• [What you are asked to do]
Duplicate the lines from the records verbatim, starting at the line containing "data-point xyxy=(268,359,275,366)" and ending at the line containing "data-point xyxy=(200,379,207,386)", with both of those lines included.

• [Supplied material]
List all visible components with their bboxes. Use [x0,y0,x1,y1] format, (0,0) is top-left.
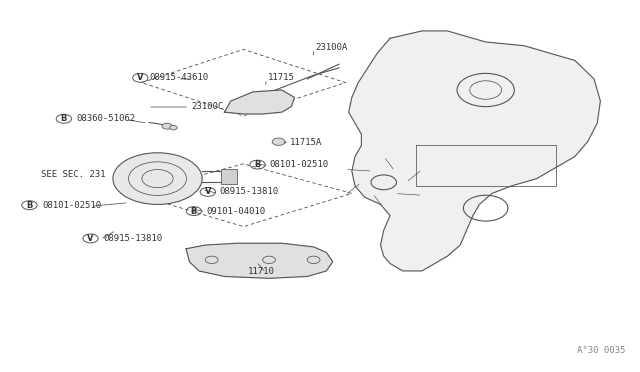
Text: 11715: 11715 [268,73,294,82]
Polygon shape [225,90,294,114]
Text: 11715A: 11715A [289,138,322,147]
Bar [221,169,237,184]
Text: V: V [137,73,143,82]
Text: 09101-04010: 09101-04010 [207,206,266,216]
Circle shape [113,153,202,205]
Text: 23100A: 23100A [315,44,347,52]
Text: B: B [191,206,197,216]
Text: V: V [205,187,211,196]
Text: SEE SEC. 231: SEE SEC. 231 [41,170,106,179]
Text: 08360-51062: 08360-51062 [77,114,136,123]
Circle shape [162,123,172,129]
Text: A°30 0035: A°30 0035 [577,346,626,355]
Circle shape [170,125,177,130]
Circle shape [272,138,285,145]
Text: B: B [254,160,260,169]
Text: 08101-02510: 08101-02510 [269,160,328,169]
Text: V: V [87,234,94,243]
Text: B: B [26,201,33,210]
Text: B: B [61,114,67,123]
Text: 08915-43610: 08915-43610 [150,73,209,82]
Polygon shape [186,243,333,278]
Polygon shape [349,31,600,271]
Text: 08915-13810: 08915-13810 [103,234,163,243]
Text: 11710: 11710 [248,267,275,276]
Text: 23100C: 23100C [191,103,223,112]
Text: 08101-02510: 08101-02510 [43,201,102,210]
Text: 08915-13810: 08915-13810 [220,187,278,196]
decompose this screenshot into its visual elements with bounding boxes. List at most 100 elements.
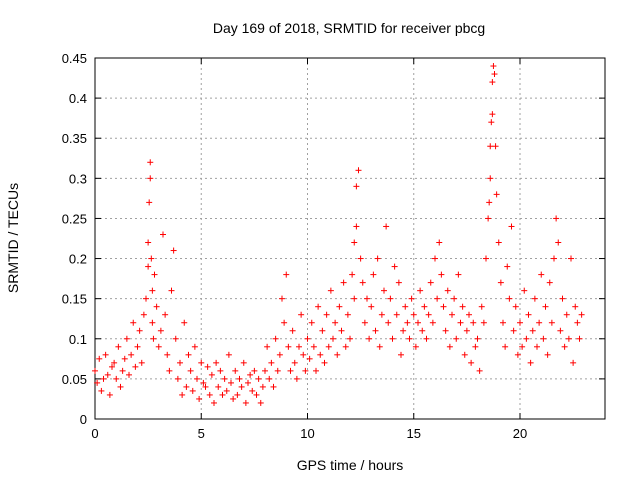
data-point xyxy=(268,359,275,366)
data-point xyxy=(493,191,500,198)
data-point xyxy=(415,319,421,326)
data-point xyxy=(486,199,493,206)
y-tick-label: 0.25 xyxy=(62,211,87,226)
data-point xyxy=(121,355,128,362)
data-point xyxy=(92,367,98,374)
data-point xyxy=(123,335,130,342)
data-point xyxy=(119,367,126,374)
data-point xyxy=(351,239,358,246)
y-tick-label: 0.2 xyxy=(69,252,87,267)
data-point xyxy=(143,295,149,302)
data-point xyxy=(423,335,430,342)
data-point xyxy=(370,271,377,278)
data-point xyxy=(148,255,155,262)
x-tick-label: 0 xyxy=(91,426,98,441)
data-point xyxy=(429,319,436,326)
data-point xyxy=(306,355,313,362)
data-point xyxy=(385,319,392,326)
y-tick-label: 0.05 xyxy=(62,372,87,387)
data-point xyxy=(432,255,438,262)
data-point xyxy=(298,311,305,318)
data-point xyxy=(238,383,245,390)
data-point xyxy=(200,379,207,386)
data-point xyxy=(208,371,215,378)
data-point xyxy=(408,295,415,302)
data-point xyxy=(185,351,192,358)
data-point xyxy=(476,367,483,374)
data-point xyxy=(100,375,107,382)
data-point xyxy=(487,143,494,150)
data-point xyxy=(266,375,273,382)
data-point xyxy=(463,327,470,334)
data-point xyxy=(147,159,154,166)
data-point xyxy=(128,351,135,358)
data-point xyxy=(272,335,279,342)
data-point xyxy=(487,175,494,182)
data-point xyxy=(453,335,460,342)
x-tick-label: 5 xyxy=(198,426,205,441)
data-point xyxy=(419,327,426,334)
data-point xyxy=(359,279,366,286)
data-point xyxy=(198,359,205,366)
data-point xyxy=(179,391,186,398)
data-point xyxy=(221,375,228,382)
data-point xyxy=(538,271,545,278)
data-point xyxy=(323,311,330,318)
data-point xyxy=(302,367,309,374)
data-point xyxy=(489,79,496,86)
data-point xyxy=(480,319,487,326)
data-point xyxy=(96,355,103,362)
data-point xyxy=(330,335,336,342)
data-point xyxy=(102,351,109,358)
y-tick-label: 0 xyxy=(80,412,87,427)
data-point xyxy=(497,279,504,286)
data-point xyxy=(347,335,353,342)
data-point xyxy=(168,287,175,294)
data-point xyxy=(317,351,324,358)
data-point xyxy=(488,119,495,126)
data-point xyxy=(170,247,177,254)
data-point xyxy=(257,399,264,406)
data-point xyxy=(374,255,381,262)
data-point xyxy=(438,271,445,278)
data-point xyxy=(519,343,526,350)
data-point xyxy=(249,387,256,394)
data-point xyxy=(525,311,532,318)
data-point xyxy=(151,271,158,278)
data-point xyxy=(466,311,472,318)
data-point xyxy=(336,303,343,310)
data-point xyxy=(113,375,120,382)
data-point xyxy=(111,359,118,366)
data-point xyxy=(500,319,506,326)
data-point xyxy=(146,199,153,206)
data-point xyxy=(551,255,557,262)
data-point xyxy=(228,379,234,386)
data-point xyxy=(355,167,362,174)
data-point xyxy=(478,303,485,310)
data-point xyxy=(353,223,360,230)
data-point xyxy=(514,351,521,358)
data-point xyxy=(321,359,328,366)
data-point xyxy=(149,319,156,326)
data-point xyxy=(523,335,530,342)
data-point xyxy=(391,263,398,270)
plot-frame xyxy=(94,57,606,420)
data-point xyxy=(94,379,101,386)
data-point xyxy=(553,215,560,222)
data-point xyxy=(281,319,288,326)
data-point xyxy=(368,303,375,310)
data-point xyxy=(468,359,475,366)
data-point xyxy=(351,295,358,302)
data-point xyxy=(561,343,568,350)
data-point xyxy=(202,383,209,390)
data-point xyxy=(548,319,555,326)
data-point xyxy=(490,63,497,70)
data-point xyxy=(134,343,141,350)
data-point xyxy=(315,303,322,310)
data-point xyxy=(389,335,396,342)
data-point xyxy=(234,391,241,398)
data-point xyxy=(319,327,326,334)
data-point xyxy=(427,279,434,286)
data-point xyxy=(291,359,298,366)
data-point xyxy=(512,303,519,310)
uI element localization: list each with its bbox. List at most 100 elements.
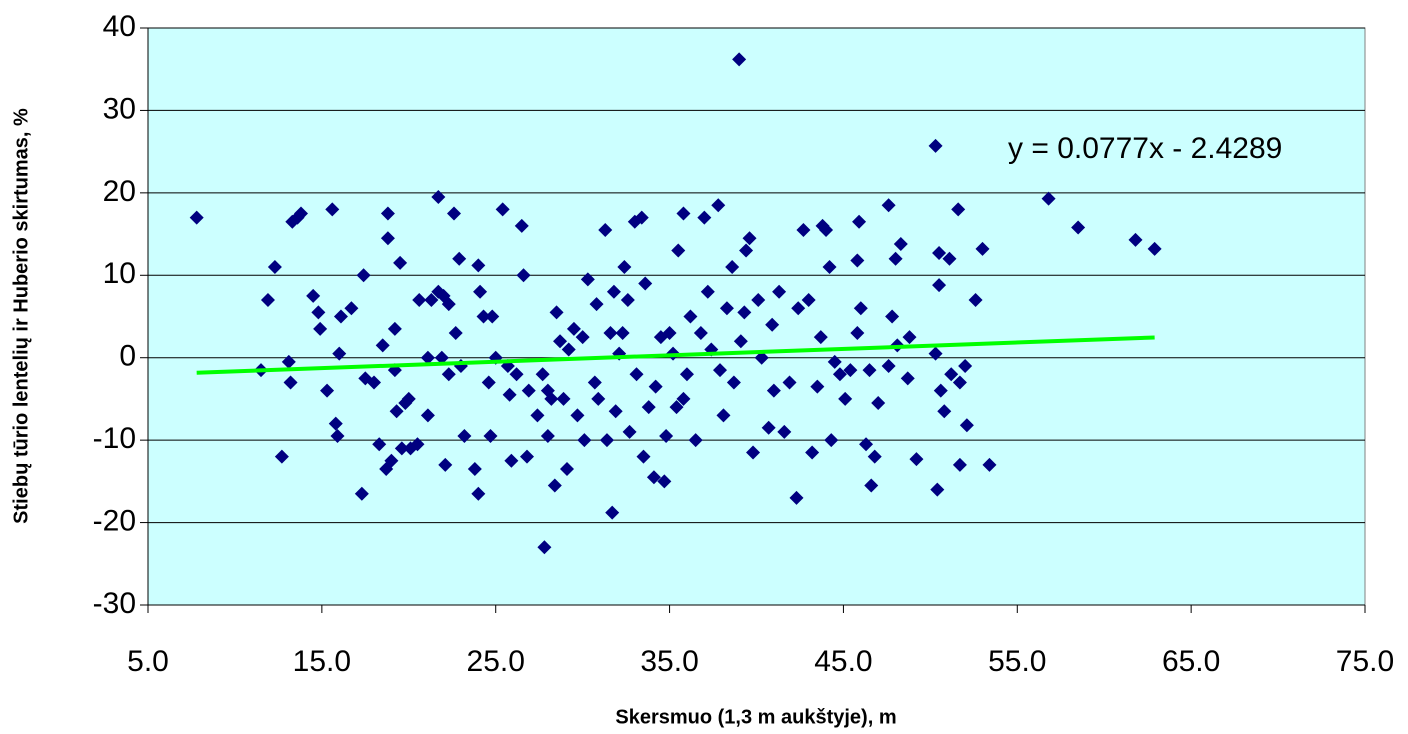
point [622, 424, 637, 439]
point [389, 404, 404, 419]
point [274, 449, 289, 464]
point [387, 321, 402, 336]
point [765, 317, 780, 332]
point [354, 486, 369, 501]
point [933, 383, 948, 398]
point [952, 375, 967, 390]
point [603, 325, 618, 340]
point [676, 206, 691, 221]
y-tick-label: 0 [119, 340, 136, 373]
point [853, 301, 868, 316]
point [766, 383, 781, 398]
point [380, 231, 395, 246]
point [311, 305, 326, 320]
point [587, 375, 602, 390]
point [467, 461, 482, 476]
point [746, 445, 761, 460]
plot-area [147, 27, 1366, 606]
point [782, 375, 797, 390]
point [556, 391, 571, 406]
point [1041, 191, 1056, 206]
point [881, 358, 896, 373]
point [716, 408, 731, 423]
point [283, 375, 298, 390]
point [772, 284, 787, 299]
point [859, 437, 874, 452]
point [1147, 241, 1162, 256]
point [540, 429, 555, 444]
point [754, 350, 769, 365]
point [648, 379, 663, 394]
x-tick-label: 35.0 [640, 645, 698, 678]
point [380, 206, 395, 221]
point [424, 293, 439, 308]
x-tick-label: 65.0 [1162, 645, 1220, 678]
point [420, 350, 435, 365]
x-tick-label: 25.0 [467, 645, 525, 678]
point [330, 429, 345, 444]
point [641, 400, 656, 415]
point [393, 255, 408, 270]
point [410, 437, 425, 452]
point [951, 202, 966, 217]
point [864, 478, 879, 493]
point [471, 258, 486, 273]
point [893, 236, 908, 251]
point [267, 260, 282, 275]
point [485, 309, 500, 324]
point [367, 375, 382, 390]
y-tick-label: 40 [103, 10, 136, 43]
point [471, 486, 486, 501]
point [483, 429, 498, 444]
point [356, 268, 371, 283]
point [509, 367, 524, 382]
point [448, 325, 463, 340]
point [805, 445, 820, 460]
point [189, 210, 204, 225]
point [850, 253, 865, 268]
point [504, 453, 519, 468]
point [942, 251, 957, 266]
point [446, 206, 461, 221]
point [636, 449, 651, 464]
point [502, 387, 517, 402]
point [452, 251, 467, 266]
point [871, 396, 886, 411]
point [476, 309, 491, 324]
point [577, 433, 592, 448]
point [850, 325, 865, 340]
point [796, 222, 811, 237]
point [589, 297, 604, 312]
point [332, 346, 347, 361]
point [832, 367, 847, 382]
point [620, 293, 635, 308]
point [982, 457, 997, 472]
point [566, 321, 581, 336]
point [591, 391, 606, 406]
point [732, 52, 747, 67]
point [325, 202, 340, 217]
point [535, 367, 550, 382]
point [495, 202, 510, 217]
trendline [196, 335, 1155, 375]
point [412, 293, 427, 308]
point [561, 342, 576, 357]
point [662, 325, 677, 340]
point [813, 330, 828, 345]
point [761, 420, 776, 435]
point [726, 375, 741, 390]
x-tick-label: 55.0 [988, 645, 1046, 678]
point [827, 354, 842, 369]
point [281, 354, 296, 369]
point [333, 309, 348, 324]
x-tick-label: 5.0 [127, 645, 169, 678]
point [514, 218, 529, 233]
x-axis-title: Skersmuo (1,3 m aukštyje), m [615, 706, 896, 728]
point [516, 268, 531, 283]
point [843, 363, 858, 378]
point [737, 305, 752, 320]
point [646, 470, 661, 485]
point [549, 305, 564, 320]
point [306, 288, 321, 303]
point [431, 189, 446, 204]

==

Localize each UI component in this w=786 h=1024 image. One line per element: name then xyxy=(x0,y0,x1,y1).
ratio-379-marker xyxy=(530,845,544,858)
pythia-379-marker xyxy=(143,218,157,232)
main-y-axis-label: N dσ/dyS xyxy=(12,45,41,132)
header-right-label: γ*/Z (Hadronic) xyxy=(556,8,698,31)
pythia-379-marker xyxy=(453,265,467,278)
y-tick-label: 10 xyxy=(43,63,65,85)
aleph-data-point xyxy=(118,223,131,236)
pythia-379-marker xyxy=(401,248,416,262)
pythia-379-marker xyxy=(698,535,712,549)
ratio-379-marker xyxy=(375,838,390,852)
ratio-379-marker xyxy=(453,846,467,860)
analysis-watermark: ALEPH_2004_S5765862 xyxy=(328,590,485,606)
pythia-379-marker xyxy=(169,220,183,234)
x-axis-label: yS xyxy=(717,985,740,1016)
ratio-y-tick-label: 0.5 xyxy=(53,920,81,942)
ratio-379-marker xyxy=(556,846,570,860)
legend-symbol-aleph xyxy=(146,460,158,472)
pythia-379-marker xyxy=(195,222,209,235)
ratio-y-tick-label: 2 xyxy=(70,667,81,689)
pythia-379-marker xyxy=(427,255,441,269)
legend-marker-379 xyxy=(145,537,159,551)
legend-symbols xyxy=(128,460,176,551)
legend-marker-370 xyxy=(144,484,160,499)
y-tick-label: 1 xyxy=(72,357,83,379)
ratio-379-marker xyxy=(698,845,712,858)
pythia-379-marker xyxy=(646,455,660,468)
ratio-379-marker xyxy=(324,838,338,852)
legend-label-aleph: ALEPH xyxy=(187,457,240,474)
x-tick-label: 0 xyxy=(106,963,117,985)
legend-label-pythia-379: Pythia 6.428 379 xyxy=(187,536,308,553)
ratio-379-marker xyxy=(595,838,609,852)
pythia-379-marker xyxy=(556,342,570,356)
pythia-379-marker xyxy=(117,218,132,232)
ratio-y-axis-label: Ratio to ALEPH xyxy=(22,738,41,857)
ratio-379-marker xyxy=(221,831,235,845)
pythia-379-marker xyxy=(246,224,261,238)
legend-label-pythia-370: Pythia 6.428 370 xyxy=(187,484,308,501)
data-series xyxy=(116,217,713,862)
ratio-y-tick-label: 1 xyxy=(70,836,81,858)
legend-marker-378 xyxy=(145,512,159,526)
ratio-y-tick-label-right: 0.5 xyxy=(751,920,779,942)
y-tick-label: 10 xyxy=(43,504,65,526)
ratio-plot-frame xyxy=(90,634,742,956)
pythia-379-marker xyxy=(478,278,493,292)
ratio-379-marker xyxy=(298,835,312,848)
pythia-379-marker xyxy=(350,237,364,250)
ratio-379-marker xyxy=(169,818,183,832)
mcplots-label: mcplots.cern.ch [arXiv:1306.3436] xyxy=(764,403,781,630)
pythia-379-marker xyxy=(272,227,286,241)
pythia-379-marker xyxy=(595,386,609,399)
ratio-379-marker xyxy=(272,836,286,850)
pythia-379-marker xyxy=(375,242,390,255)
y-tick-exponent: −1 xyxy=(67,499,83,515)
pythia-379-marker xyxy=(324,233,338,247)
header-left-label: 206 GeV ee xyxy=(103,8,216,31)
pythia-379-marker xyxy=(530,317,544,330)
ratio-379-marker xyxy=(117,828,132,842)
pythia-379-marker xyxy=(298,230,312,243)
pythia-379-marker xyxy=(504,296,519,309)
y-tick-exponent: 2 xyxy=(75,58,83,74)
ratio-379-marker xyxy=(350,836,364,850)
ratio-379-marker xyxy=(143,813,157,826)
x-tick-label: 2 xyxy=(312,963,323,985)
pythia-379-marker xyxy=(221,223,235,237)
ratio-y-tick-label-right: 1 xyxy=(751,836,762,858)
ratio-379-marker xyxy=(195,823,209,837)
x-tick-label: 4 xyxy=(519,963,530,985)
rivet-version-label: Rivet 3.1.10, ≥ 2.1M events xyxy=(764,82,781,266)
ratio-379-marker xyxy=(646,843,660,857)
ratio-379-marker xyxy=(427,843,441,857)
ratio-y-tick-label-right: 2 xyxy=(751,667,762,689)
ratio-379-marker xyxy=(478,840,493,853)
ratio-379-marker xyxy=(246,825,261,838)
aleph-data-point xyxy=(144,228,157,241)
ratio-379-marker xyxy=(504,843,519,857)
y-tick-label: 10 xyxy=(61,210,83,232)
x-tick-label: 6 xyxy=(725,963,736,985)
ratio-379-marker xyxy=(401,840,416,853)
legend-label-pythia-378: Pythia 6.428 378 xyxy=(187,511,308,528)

==

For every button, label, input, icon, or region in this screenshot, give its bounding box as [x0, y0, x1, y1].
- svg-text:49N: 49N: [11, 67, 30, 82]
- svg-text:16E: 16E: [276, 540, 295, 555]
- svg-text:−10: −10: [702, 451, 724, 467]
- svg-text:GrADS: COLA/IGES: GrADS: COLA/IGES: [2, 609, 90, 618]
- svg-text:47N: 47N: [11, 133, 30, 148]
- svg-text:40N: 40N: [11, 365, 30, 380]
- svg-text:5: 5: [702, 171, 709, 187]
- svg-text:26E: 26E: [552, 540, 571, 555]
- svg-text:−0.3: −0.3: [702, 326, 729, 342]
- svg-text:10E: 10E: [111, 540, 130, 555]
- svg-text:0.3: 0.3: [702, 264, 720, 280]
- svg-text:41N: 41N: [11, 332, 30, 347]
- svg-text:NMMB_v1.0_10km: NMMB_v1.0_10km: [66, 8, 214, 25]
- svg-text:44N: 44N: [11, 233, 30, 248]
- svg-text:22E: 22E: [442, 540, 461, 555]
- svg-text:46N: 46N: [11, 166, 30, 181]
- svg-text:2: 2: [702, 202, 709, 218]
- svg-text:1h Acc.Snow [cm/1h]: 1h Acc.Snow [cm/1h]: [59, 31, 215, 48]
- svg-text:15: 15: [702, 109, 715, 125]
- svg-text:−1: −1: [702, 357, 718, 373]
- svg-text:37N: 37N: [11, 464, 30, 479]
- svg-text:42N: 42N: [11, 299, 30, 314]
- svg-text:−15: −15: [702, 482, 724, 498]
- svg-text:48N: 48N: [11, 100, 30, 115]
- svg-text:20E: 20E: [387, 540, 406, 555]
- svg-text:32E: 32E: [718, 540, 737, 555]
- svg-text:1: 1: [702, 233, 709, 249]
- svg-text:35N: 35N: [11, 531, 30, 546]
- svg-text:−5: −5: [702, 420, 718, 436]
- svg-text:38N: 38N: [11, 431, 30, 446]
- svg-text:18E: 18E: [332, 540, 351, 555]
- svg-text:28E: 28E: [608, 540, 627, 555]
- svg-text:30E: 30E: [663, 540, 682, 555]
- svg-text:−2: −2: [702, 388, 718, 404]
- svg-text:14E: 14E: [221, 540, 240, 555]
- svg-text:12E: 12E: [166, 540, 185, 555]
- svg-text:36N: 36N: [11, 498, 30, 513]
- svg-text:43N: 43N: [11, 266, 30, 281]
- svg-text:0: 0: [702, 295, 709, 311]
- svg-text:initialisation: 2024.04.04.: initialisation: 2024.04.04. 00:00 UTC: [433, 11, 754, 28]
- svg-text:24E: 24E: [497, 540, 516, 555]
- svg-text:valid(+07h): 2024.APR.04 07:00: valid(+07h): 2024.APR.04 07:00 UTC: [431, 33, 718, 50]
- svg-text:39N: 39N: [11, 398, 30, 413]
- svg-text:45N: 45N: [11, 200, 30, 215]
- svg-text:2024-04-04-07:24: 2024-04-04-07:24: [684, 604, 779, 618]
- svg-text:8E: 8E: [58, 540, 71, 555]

• [Exercise output]
data-point xyxy=(268,359,275,366)
data-point xyxy=(493,191,500,198)
data-point xyxy=(415,319,421,326)
data-point xyxy=(486,199,493,206)
y-tick-label: 0.25 xyxy=(62,211,87,226)
data-point xyxy=(121,355,128,362)
data-point xyxy=(92,367,98,374)
data-point xyxy=(123,335,130,342)
data-point xyxy=(119,367,126,374)
data-point xyxy=(351,239,358,246)
y-tick-label: 0.2 xyxy=(69,252,87,267)
data-point xyxy=(143,295,149,302)
data-point xyxy=(423,335,430,342)
data-point xyxy=(370,271,377,278)
data-point xyxy=(148,255,155,262)
x-tick-label: 0 xyxy=(91,426,98,441)
data-point xyxy=(429,319,436,326)
data-point xyxy=(306,355,313,362)
data-point xyxy=(385,319,392,326)
y-tick-label: 0.05 xyxy=(62,372,87,387)
data-point xyxy=(432,255,438,262)
data-point xyxy=(298,311,305,318)
data-point xyxy=(238,383,245,390)
data-point xyxy=(200,379,207,386)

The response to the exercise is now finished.